Stored items:
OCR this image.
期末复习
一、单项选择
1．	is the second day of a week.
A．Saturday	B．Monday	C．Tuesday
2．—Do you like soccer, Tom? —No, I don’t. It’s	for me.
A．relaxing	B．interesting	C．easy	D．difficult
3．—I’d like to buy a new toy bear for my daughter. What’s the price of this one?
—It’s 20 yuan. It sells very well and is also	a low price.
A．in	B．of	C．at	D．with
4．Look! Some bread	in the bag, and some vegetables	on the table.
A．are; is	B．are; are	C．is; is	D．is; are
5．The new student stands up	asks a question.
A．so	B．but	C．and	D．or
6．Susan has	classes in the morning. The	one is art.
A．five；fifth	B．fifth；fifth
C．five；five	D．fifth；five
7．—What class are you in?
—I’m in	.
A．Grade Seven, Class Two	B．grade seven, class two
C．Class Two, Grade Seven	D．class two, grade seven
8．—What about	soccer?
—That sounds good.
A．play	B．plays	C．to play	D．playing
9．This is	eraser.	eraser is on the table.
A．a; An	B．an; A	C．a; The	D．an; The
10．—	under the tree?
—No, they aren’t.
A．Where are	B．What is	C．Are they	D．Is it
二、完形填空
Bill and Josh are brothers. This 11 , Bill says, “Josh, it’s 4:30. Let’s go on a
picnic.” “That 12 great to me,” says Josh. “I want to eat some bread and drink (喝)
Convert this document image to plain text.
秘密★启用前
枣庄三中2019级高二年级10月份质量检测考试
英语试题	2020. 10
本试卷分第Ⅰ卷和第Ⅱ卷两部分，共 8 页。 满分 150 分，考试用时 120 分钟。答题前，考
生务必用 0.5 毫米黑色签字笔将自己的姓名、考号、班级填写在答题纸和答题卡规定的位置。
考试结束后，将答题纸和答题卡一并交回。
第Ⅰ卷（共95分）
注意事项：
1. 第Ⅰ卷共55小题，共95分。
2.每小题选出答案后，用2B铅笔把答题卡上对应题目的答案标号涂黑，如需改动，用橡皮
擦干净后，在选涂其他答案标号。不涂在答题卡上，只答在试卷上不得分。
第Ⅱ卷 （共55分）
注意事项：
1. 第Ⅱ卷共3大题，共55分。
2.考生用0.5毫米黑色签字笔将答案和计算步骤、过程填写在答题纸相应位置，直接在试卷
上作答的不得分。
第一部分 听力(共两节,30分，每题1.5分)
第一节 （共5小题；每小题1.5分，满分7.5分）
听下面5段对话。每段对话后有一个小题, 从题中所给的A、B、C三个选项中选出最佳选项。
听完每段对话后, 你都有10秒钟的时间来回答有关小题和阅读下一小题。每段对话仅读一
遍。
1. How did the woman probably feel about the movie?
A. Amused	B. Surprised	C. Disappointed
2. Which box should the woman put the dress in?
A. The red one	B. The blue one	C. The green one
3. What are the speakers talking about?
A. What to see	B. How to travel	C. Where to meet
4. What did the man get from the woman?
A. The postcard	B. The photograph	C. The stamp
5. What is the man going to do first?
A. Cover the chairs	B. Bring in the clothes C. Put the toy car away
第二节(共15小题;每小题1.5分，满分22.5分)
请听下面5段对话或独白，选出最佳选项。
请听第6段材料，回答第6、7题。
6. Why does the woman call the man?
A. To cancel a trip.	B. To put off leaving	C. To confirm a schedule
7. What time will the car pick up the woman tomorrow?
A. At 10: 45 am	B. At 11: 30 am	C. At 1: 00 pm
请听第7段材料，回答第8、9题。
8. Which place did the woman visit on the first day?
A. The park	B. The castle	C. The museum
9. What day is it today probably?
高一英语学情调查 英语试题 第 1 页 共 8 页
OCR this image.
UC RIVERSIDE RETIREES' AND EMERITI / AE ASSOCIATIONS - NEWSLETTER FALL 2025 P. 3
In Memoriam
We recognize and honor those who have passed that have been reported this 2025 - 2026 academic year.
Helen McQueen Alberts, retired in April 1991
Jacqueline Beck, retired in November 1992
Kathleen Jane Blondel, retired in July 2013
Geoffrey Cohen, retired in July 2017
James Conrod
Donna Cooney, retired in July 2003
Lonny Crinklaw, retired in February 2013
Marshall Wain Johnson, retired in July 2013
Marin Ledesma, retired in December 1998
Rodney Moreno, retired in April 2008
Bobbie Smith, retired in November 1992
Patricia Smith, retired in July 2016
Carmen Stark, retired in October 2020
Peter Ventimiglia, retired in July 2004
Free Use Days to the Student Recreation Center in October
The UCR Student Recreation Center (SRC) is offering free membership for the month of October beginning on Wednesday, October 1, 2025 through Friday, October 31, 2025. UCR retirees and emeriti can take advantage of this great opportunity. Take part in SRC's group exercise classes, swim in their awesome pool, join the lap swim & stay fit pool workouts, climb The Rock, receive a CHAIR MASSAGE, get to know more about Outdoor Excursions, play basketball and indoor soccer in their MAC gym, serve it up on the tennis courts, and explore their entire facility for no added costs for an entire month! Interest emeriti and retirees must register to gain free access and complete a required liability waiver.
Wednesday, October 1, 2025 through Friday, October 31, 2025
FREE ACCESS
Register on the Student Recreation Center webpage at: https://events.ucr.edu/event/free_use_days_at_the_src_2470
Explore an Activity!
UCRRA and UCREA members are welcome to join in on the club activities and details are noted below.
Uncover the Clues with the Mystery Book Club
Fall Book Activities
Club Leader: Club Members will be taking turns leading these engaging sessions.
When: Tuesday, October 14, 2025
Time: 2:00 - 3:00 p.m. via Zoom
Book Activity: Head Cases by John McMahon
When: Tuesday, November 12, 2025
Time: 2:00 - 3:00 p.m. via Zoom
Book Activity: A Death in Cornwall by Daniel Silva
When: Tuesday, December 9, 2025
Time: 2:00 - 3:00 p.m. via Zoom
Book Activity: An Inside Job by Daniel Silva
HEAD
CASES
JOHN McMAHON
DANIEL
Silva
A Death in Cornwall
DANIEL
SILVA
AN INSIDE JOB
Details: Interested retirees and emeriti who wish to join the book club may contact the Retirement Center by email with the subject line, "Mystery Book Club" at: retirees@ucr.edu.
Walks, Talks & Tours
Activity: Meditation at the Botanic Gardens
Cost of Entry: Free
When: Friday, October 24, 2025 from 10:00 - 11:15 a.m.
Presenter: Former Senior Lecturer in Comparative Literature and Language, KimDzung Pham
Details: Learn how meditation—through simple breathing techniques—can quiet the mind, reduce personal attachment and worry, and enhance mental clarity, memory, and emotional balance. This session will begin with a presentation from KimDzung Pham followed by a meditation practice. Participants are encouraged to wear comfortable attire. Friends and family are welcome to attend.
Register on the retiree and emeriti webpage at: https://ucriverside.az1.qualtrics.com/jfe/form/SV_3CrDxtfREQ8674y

▶ _What you should do_:
Give all of the entries again, word for word.

▶ _Solution to this problem_:
OCR this image.
期末复习
一、单项选择
1．	is the second day of a week.
A．Saturday	B．Monday	C．Tuesday
2．—Do you like soccer, Tom? —No, I don’t. It’s	for me.
A．relaxing	B．interesting	C．easy	D．difficult
3．—I’d like to buy a new toy bear for my daughter. What’s the price of this one?
—It’s 20 yuan. It sells very well and is also	a low price.
A．in	B．of	C．at	D．with
4．Look! Some bread	in the bag, and some vegetables	on the table.
A．are; is	B．are; are	C．is; is	D．is; are
5．The new student stands up	asks a question.
A．so	B．but	C．and	D．or
6．Susan has	classes in the morning. The	one is art.
A．five；fifth	B．fifth；fifth
C．five；five	D．fifth；five
7．—What class are you in?
—I’m in	.
A．Grade Seven, Class Two	B．grade seven, class two
C．Class Two, Grade Seven	D．class two, grade seven
8．—What about	soccer?
—That sounds good.
A．play	B．plays	C．to play	D．playing
9．This is	eraser.	eraser is on the table.
A．a; An	B．an; A	C．a; The	D．an; The
10．—	under the tree?
—No, they aren’t.
A．Where are	B．What is	C．Are they	D．Is it
二、完形填空
Bill and Josh are brothers. This 11 , Bill says, “Josh, it’s 4:30. Let’s go on a
picnic.” “That 12 great to me,” says Josh. “I want to eat some bread and drink (喝)
Convert this document image to plain text.
秘密★启用前
枣庄三中2019级高二年级10月份质量检测考试
英语试题	2020. 10
本试卷分第Ⅰ卷和第Ⅱ卷两部分，共 8 页。 满分 150 分，考试用时 120 分钟。答题前，考
生务必用 0.5 毫米黑色签字笔将自己的姓名、考号、班级填写在答题纸和答题卡规定的位置。
考试结束后，将答题纸和答题卡一并交回。
第Ⅰ卷（共95分）
注意事项：
1. 第Ⅰ卷共55小题，共95分。
2.每小题选出答案后，用2B铅笔把答题卡上对应题目的答案标号涂黑，如需改动，用橡皮
擦干净后，在选涂其他答案标号。不涂在答题卡上，只答在试卷上不得分。
第Ⅱ卷 （共55分）
注意事项：
1. 第Ⅱ卷共3大题，共55分。
2.考生用0.5毫米黑色签字笔将答案和计算步骤、过程填写在答题纸相应位置，直接在试卷
上作答的不得分。
第一部分 听力(共两节,30分，每题1.5分)
第一节 （共5小题；每小题1.5分，满分7.5分）
听下面5段对话。每段对话后有一个小题, 从题中所给的A、B、C三个选项中选出最佳选项。
听完每段对话后, 你都有10秒钟的时间来回答有关小题和阅读下一小题。每段对话仅读一
遍。
1. How did the woman probably feel about the movie?
A. Amused	B. Surprised	C. Disappointed
2. Which box should the woman put the dress in?
A. The red one	B. The blue one	C. The green one
3. What are the speakers talking about?
A. What to see	B. How to travel	C. Where to meet
4. What did the man get from the woman?
A. The postcard	B. The photograph	C. The stamp
5. What is the man going to do first?
A. Cover the chairs	B. Bring in the clothes C. Put the toy car away
第二节(共15小题;每小题1.5分，满分22.5分)
请听下面5段对话或独白，选出最佳选项。
请听第6段材料，回答第6、7题。
6. Why does the woman call the man?
A. To cancel a trip.	B. To put off leaving	C. To confirm a schedule
7. What time will the car pick up the woman tomorrow?
A. At 10: 45 am	B. At 11: 30 am	C. At 1: 00 pm
请听第7段材料，回答第8、9题。
8. Which place did the woman visit on the first day?
A. The park	B. The castle	C. The museum
9. What day is it today probably?
高一英语学情调查 英语试题 第 1 页 共 8 页
OCR this image.
UC RIVERSIDE RETIREES' AND EMERITI / AE ASSOCIATIONS - NEWSLETTER FALL 2025 P. 3
In Memoriam
We recognize and honor those who have passed that have been reported this 2025 - 2026 academic year.
Helen McQueen Alberts, retired in April 1991
Jacqueline Beck, retired in November 1992
Kathleen Jane Blondel, retired in July 2013
Geoffrey Cohen, retired in July 2017
James Conrod
Donna Cooney, retired in July 2003
Lonny Crinklaw, retired in February 2013
Marshall Wain Johnson, retired in July 2013
Marin Ledesma, retired in December 1998
Rodney Moreno, retired in April 2008
Bobbie Smith, retired in November 1992
Patricia Smith, retired in July 2016
Carmen Stark, retired in October 2020
Peter Ventimiglia, retired in July 2004
Free Use Days to the Student Recreation Center in October
The UCR Student Recreation Center (SRC) is offering free membership for the month of October beginning on Wednesday, October 1, 2025 through Friday, October 31, 2025. UCR retirees and emeriti can take advantage of this great opportunity. Take part in SRC's group exercise classes, swim in their awesome pool, join the lap swim & stay fit pool workouts, climb The Rock, receive a CHAIR MASSAGE, get to know more about Outdoor Excursions, play basketball and indoor soccer in their MAC gym, serve it up on the tennis courts, and explore their entire facility for no added costs for an entire month! Interest emeriti and retirees must register to gain free access and complete a required liability waiver.
Wednesday, October 1, 2025 through Friday, October 31, 2025
FREE ACCESS
Register on the Student Recreation Center webpage at: https://events.ucr.edu/event/free_use_days_at_the_src_2470
Explore an Activity!
UCRRA and UCREA members are welcome to join in on the club activities and details are noted below.
Uncover the Clues with the Mystery Book Club
Fall Book Activities
Club Leader: Club Members will be taking turns leading these engaging sessions.
When: Tuesday, October 14, 2025
Time: 2:00 - 3:00 p.m. via Zoom
Book Activity: Head Cases by John McMahon
When: Tuesday, November 12, 2025
Time: 2:00 - 3:00 p.m. via Zoom
Book Activity: A Death in Cornwall by Daniel Silva
When: Tuesday, December 9, 2025
Time: 2:00 - 3:00 p.m. via Zoom
Book Activity: An Inside Job by Daniel Silva
HEAD
CASES
JOHN McMAHON
DANIEL
Silva
A Death in Cornwall
DANIEL
SILVA
AN INSIDE JOB
Details: Interested retirees and emeriti who wish to join the book club may contact the Retirement Center by email with the subject line, "Mystery Book Club" at: retirees@ucr.edu.
Walks, Talks & Tours
Activity: Meditation at the Botanic Gardens
Cost of Entry: Free
When: Friday, October 24, 2025 from 10:00 - 11:15 a.m.
Presenter: Former Senior Lecturer in Comparative Literature and Language, KimDzung Pham
Details: Learn how meditation—through simple breathing techniques—can quiet the mind, reduce personal attachment and worry, and enhance mental clarity, memory, and emotional balance. This session will begin with a presentation from KimDzung Pham followed by a meditation practice. Participants are encouraged to wear comfortable attire. Friends and family are welcome to attend.
Register on the retiree and emeriti webpage at: https://ucriverside.az1.qualtrics.com/jfe/form/SV_3CrDxtfREQ8674y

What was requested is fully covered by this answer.